Take a look at this video:
It shows a ball following a curved path because of magnus effect. This is a 2D video. Every frame of this video is a projection of the objects in front of the camera on a 2D plane (the film of the camera).
Is it possible to extract the positions of the ball in 3d space from this video?
It certainly is. That’s exactly what you’re doing while you’re watching this video. You can intuitively infer that the ball is going away from the camera.
How do we do that?
We observe that the ball is diminishing in size. This tells us that the distance of ball from us is increasing. This fact gives us a way to deduce the depth of the ball in this video. Initially the ball is about 1m away (even if we get this wrong, the shape of the path in 3D space won’t be distorted, it’ll just be scaled by the factor of our error). If the size of the projection is one-third in a later frame, we can deduce that the ball is 3m away from camera at the instance of that frame. That’s one of the three coordinates we need to plot the path of the ball.
Extracting Data From The Video
First of all we extract the 2D coordinates of the image of the ball in frame. I made a custom tool for this task:
It allows you to mark the position of the ball for the frames of the video. If the marker doesn’t perfectly fit the ball image, you can specify one of the 8 directions for sub pixel interpolation, to account for the offset between the ball and the marker. I collected two data points for each frame. One with the marker just bigger than the ball image, and the other with marker just smaller than the ball image, and used the average of those two values for further calculations.
This tool gave me a list of the ball image position and size for each frame.
How do we get the rest of the coordinates?

_Actions to take_
[a] Answer these questions from the ball-tracking text, one line each:
(i) What effect makes the ball follow a curved path?
(ii) If the ball starts about 1m away and its projection is one-third the size in a later frame, how far from the camera is it at that frame?
(iii) How many directions does the custom tool offer for sub pixel interpolation?
[b] Continue the ball-tracking text from its final question, "How do we get the rest of the coordinates?"
The material that comes after this point is separate from the ball-tracking text.

_Dataset section_
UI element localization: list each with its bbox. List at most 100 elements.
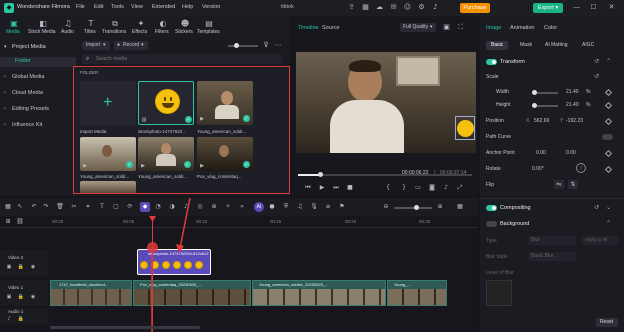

_Results by task_
[a]
(i) The magnus effect.
(ii) 3m.
(iii) 8.

[b]
Assume a cartesian space with origin at camera, x-axis going to the right, z-axis in the direction of camera, and y-axis deduced relative to previous two (almost vertical, since camera is pointing just above the horizon). Imagine a plane parallel to the y-z plane going through the ball. The distance from this plane from the y-z plane is the x coordinate of the ball.
The ratio of this distance to the size of the actual ball will equal the ratio of length of black segment (in the above picture) to the size of the image of the ball (the image is similar to the plane going through the ball and parallel to x-y plane). Here’s our x-coordinate. We can find y-coordinate similarly. z-coordinate can be calculated using pythagorean theorem.
Visualization of the data
I used blender for this task. Here’s the result:
As you can see, the curvature is very mild.
- I had to skip the first couple of frames since the foot was blocking the view.
- Another thing that I had in mind was calculating the velocity, acceleration and visualizing the components of the force on the ball, but the error was too high (inversely proportional to size of the image of ball) to extract any meaningful quantitative data.
- The z coordinate of the ball near the end was around 33m, which makes sense wrt the size of a soccer field.
Let me know if you would like to see an article going into the implementation details
See you later.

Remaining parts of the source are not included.